_Directive:_ Find every line containing the word "poor" in the records below; report only how many there are.

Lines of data
◇ ◇ ◇ ◇ ◇

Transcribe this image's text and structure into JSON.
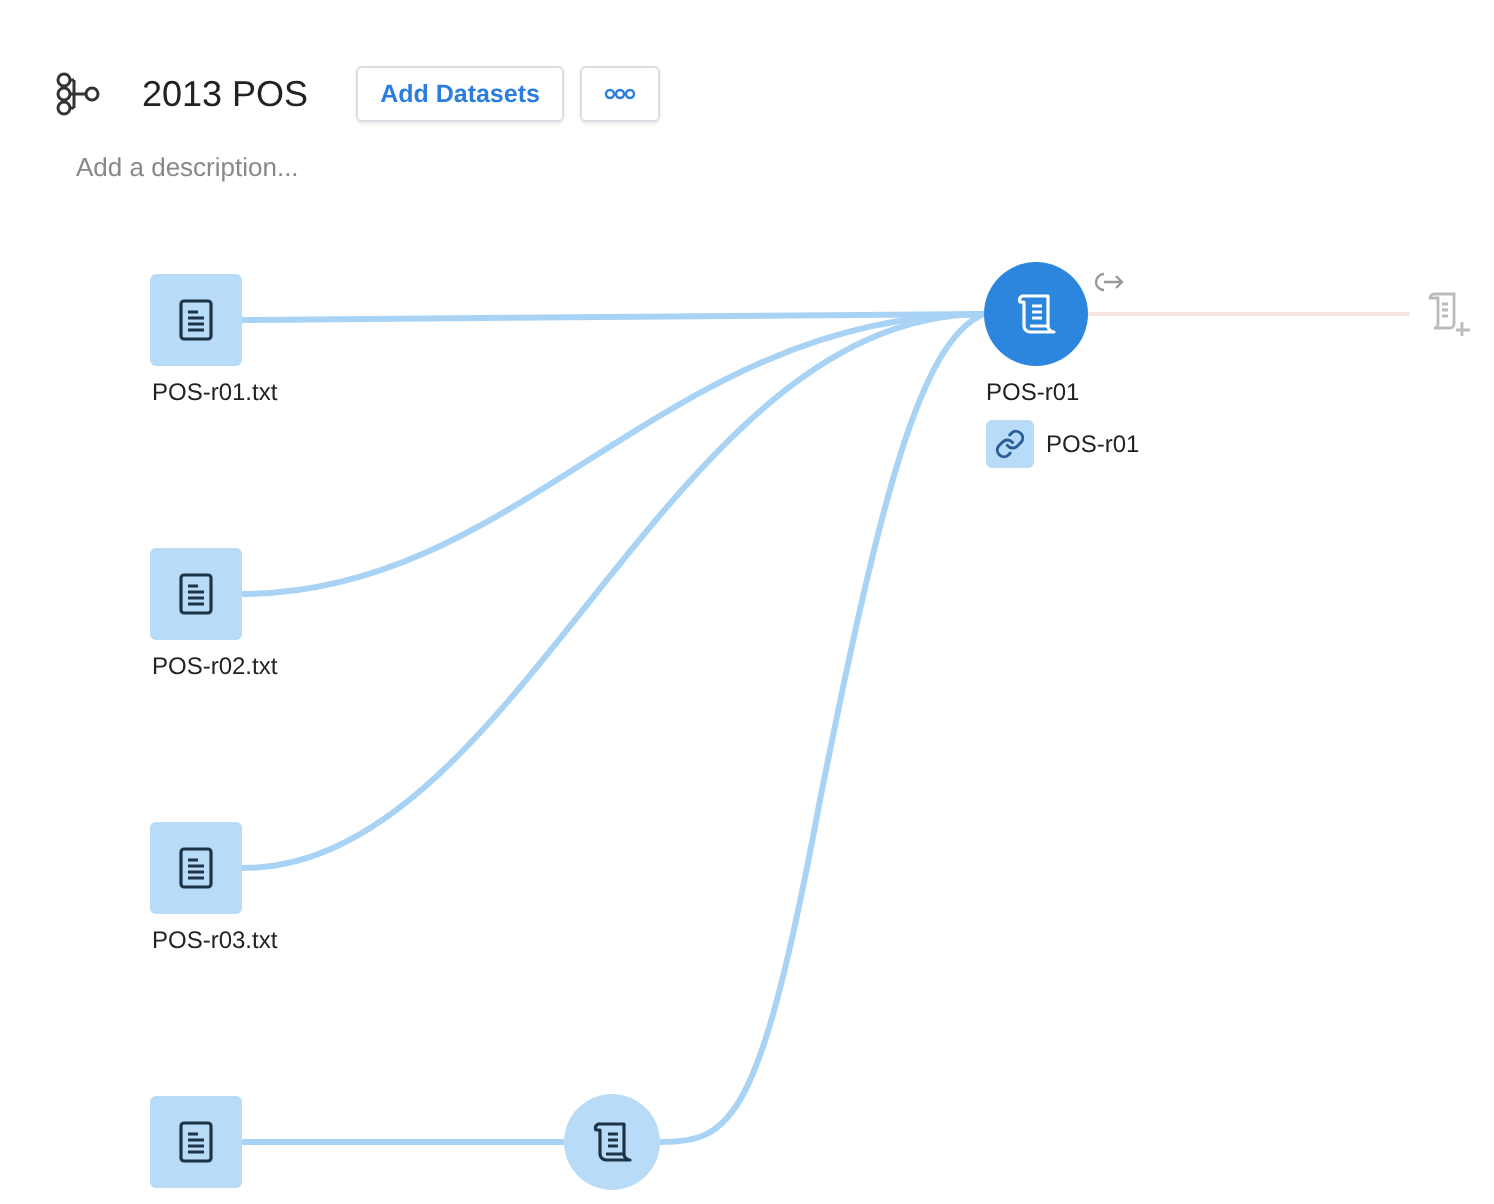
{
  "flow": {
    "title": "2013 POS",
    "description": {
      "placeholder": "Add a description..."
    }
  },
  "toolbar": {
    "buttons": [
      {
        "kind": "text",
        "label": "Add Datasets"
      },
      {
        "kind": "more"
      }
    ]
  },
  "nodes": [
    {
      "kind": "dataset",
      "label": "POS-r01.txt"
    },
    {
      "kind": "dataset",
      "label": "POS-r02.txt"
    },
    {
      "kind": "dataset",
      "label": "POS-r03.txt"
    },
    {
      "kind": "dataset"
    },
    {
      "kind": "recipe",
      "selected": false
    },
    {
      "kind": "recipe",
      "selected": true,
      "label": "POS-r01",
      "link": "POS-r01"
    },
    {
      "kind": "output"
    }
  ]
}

◇ ◇ ◇ ◇ ◇

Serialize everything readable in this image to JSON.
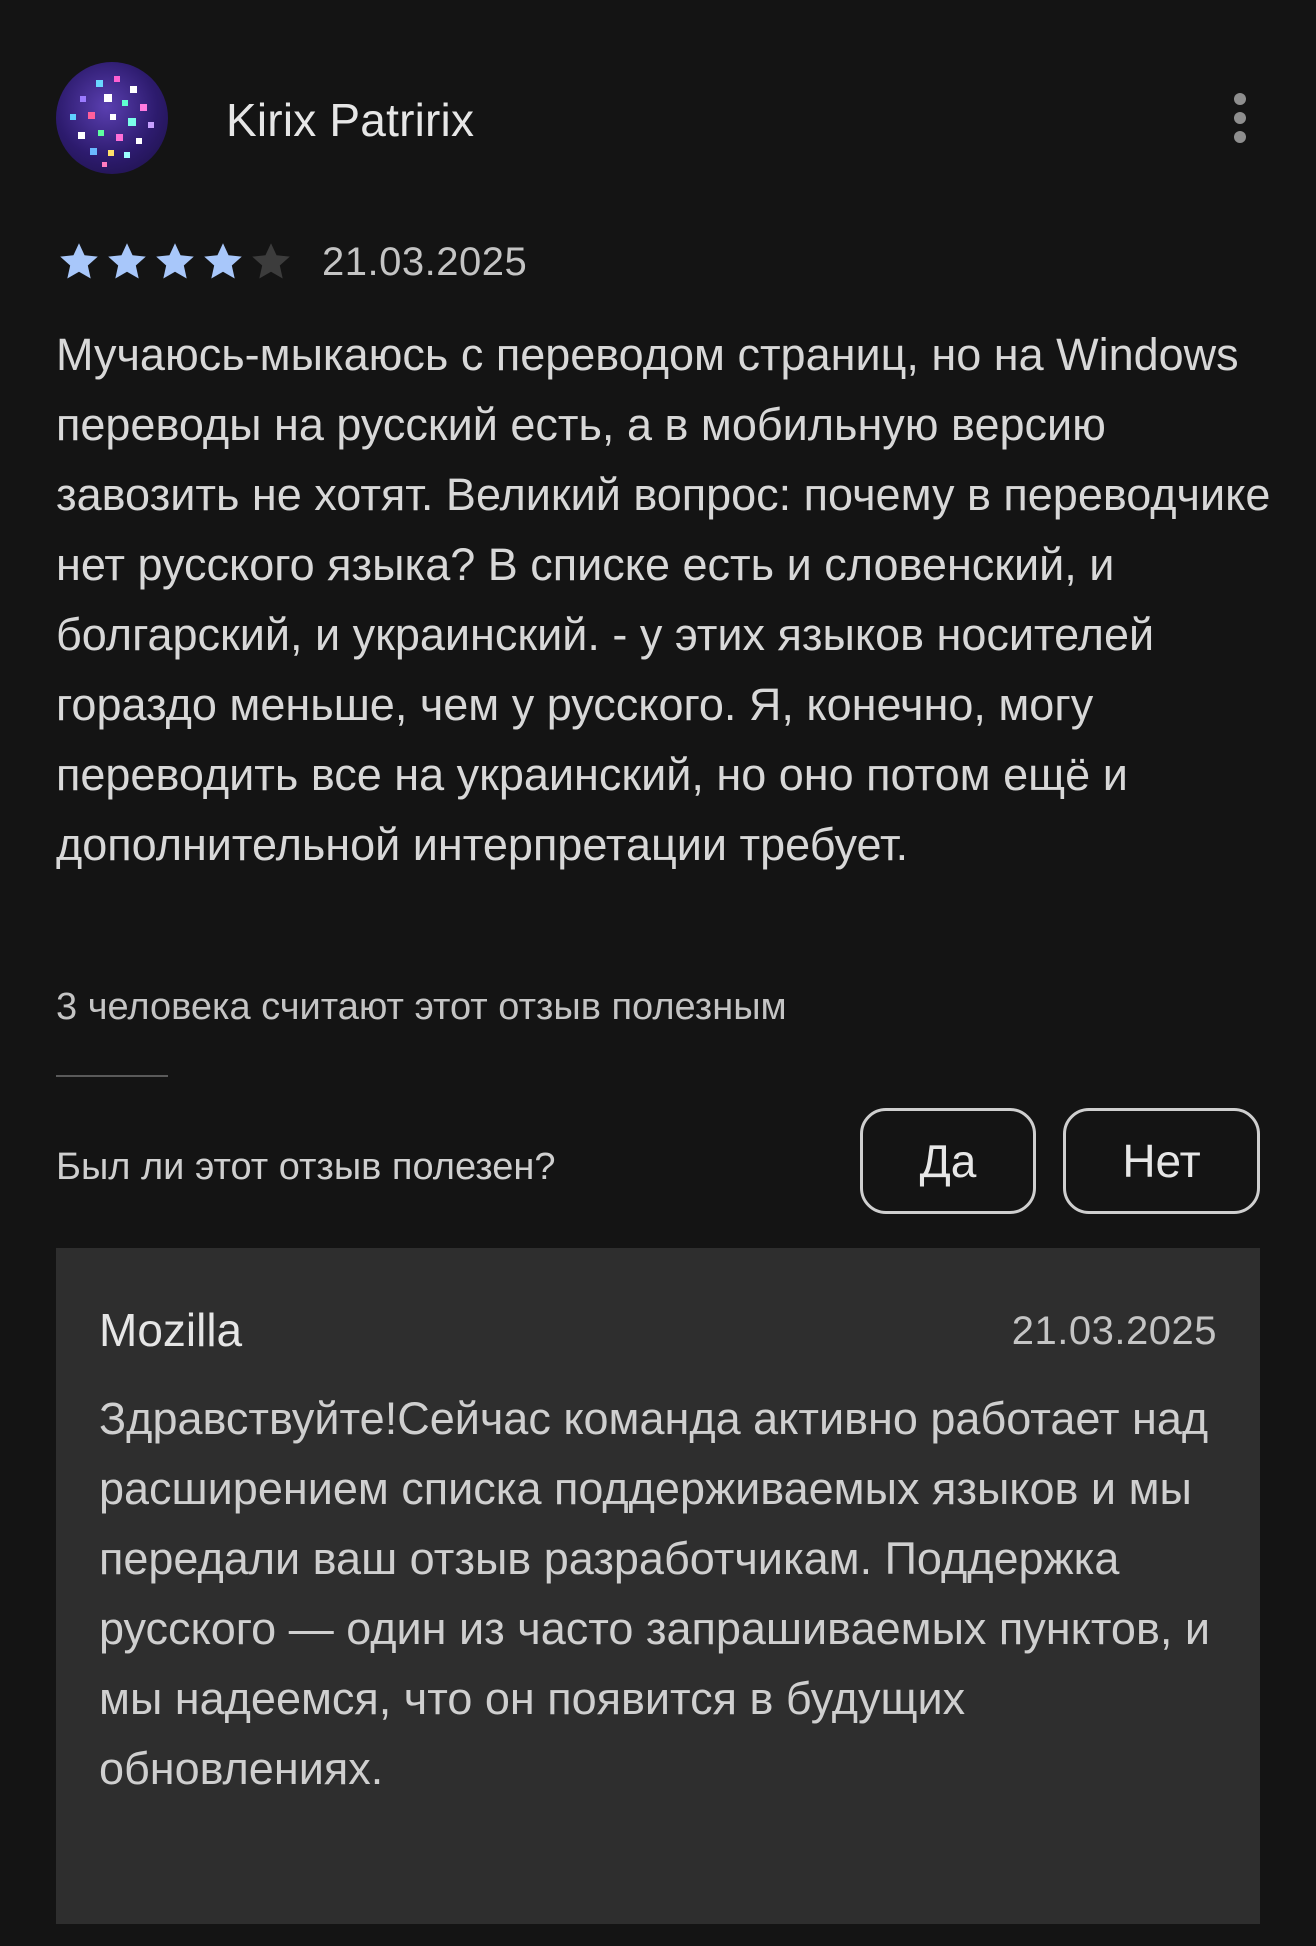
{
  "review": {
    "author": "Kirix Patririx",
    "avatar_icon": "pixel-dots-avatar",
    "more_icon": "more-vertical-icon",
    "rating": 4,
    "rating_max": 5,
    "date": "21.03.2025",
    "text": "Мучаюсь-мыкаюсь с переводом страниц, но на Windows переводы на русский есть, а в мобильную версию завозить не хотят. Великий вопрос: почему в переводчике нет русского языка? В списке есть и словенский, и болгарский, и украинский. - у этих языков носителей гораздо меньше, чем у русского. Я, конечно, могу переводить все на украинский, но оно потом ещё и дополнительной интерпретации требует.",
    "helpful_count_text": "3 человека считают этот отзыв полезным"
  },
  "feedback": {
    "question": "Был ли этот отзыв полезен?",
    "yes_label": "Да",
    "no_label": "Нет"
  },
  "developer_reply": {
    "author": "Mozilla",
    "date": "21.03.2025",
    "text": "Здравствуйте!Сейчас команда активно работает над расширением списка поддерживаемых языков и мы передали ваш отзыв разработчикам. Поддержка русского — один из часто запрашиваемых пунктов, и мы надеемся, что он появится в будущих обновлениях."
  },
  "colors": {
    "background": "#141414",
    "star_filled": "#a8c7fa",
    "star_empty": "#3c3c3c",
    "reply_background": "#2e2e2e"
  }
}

◇ ◇ ◇ ◇ ◇

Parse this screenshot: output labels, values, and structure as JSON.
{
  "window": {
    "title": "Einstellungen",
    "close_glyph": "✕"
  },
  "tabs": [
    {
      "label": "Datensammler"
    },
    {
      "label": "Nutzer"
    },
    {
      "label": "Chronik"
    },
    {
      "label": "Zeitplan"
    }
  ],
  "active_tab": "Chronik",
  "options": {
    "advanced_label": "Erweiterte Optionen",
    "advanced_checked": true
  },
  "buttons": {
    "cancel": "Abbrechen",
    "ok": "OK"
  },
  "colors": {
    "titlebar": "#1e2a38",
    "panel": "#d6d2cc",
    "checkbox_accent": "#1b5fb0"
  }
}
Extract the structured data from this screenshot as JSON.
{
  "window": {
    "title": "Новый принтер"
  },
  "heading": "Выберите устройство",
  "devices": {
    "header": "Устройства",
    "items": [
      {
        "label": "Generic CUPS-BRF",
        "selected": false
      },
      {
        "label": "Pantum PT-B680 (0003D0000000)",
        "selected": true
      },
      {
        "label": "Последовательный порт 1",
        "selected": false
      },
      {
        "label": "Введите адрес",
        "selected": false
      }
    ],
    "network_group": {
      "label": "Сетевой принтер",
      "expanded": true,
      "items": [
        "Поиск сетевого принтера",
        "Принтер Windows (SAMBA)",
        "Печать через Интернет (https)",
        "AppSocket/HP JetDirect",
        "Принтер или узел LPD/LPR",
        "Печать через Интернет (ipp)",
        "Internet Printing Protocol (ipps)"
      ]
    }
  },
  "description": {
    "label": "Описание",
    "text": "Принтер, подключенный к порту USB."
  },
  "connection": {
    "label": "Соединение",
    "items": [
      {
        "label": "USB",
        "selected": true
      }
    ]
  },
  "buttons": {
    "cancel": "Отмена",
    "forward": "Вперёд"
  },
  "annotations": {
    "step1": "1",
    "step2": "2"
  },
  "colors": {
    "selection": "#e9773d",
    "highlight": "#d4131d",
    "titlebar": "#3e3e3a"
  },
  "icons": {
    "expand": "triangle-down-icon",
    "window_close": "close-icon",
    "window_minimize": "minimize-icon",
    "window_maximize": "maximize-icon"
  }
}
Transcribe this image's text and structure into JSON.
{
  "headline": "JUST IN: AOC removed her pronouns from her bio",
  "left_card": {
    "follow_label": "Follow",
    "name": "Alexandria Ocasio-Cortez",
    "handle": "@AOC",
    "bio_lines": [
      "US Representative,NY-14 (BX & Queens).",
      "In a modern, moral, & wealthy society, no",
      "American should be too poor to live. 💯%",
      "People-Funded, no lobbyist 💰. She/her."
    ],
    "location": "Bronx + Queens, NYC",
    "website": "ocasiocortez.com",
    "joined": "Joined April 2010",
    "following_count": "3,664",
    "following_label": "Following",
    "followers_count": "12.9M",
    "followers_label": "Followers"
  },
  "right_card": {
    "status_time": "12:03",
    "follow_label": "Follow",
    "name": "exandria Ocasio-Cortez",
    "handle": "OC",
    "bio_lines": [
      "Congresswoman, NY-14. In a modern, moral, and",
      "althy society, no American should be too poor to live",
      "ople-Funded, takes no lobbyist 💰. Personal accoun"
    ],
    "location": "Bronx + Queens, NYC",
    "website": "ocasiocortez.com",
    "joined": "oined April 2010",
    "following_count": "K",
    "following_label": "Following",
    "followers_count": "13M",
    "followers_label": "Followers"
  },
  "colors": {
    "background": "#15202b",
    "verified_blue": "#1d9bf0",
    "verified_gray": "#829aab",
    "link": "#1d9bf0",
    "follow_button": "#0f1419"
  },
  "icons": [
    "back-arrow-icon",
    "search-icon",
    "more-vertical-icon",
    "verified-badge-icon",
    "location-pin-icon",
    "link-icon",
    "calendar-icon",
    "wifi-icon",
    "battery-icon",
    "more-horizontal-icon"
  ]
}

◇ ◇ ◇ ◇ ◇

_Solution to this exercise:_ 2